Stored records
--- --- ---

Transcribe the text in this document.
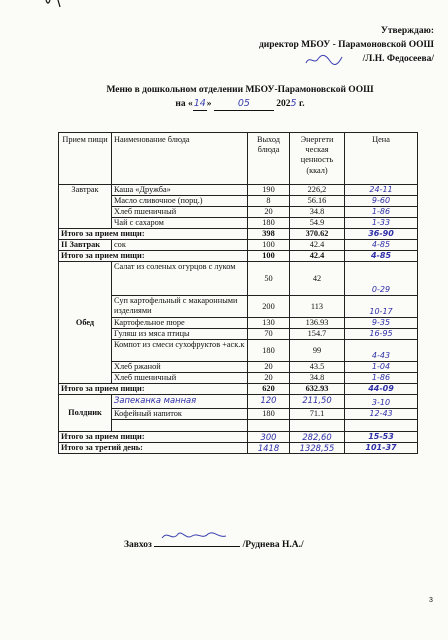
Утверждаю:
директор МБОУ - Парамоновской ООШ
/Л.Н. Федосеева/
Меню в дошкольном отделении МБОУ-Парамоновской ООШ
на «14»	05	2025 г.
Прием пищи	Наименование блюда	Выход блюда	Энергети ческая ценность (ккал)	Цена
Завтрак	Каша «Дружба»	190	226,2	24-11
	Масло сливочное (порц.)	8	56.16	9-60
	Хлеб пшеничный	20	34.8	1-86
	Чай с сахаром	180	54.9	1-33
Итого за прием пищи:		398	370.62	36-90
II Завтрак	сок	100	42.4	4-85
Итого за прием пищи:		100	42.4	4-85
Обед	Салат из соленых огурцов с луком	50	42	0-29
	Суп картофельный с макаронными изделиями	200	113	10-17
	Картофельное пюре	130	136.93	9-35
	Гуляш из мяса птицы	70	154.7	16-95
	Компот из смеси сухофруктов +аск.к	180	99	4-43
	Хлеб ржаной	20	43.5	1-04
	Хлеб пшеничный	20	34.8	1-86
Итого за прием пищи:		620	632.93	44-09
Полдник	Запеканка манная	120	211,50	3-10
	Кофейный напиток	180	71.1	12-43

Итого за прием пищи:		300	282,60	15-53
Итого за третий день:		1418	1328,55	101-37
Завхоз	/Руднева Н.А./
3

--- --- ---

_TASK REQUIREMENTS_:
All of the data above should be quoted exactly, except for the pictures.

_OUTPUT FOR THIS EXERCISE_:
Transcribe the text in this document.
Утверждаю:
директор МБОУ - Парамоновской ООШ
/Л.Н. Федосеева/
Меню в дошкольном отделении МБОУ-Парамоновской ООШ
на «14»	05	2025 г.
Прием пищи	Наименование блюда	Выход блюда	Энергети ческая ценность (ккал)	Цена
Завтрак	Каша «Дружба»	190	226,2	24-11
	Масло сливочное (порц.)	8	56.16	9-60
	Хлеб пшеничный	20	34.8	1-86
	Чай с сахаром	180	54.9	1-33
Итого за прием пищи:		398	370.62	36-90
II Завтрак	сок	100	42.4	4-85
Итого за прием пищи:		100	42.4	4-85
Обед	Салат из соленых огурцов с луком	50	42	0-29
	Суп картофельный с макаронными изделиями	200	113	10-17
	Картофельное пюре	130	136.93	9-35
	Гуляш из мяса птицы	70	154.7	16-95
	Компот из смеси сухофруктов +аск.к	180	99	4-43
	Хлеб ржаной	20	43.5	1-04
	Хлеб пшеничный	20	34.8	1-86
Итого за прием пищи:		620	632.93	44-09
Полдник	Запеканка манная	120	211,50	3-10
	Кофейный напиток	180	71.1	12-43

Итого за прием пищи:		300	282,60	15-53
Итого за третий день:		1418	1328,55	101-37
Завхоз	/Руднева Н.А./
3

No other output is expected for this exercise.